Given problem: Search the material for the word "Profiss" and copy each line that holds it.

★ ★ ★

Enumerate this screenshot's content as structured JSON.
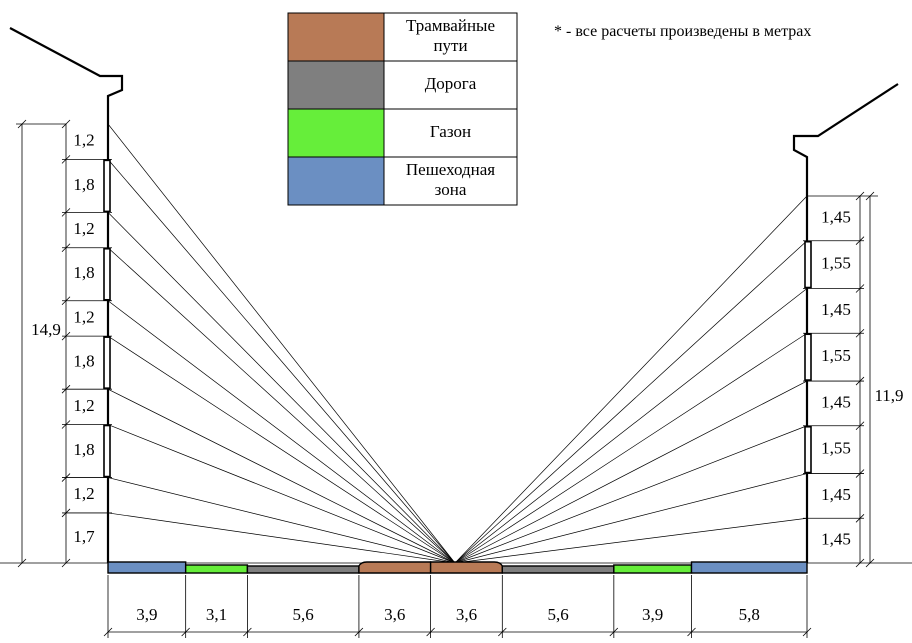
{
  "colors": {
    "tram": "#b87a56",
    "road": "#7f7f7f",
    "lawn": "#66ee3a",
    "pedestrian": "#6b8fc2",
    "line": "#000000"
  },
  "legend": [
    {
      "label_lines": [
        "Трамвайные",
        "пути"
      ],
      "color": "#b87a56"
    },
    {
      "label_lines": [
        "Дорога"
      ],
      "color": "#7f7f7f"
    },
    {
      "label_lines": [
        "Газон"
      ],
      "color": "#66ee3a"
    },
    {
      "label_lines": [
        "Пешеходная",
        "зона"
      ],
      "color": "#6b8fc2"
    }
  ],
  "note": "* - все расчеты произведены в метрах",
  "left_building": {
    "total": "14,9",
    "floors": [
      "1,2",
      "1,8",
      "1,2",
      "1,8",
      "1,2",
      "1,8",
      "1,2",
      "1,8",
      "1,2",
      "1,7"
    ]
  },
  "right_building": {
    "total": "11,9",
    "floors": [
      "1,45",
      "1,55",
      "1,45",
      "1,55",
      "1,45",
      "1,55",
      "1,45",
      "1,45"
    ]
  },
  "street": {
    "segments": [
      {
        "width": "3,9",
        "zone": "pedestrian"
      },
      {
        "width": "3,1",
        "zone": "lawn"
      },
      {
        "width": "5,6",
        "zone": "road"
      },
      {
        "width": "3,6",
        "zone": "tram"
      },
      {
        "width": "3,6",
        "zone": "tram"
      },
      {
        "width": "5,6",
        "zone": "road"
      },
      {
        "width": "3,9",
        "zone": "lawn"
      },
      {
        "width": "5,8",
        "zone": "pedestrian"
      }
    ]
  }
}
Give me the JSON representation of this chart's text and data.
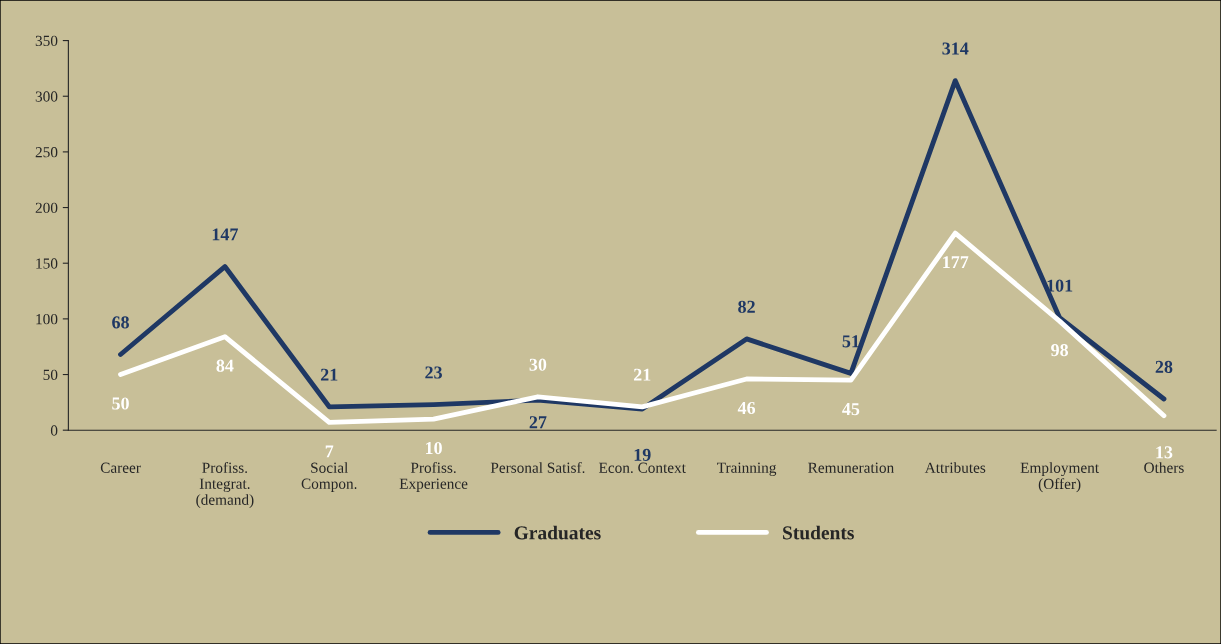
{
  "chart_data": {
    "type": "line",
    "categories": [
      "Career",
      "Profiss.\nIntegrat.\n(demand)",
      "Social\nCompon.",
      "Profiss.\nExperience",
      "Personal Satisf.",
      "Econ. Context",
      "Trainning",
      "Remuneration",
      "Attributes",
      "Employment\n(Offer)",
      "Others"
    ],
    "series": [
      {
        "name": "Graduates",
        "color": "#1f3864",
        "values": [
          68,
          147,
          21,
          23,
          27,
          19,
          82,
          51,
          314,
          101,
          28
        ]
      },
      {
        "name": "Students",
        "color": "#ffffff",
        "values": [
          50,
          84,
          7,
          10,
          30,
          21,
          46,
          45,
          177,
          98,
          13
        ]
      }
    ],
    "ylim": [
      0,
      350
    ],
    "yticks": [
      0,
      50,
      100,
      150,
      200,
      250,
      300,
      350
    ],
    "grid": false,
    "legend": "bottom",
    "marker": "none",
    "line_style": "solid",
    "data_labels": true
  }
}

★ ★ ★

The response:
      "Profiss.\nIntegrat.\n(demand)",
      "Profiss.\nExperience",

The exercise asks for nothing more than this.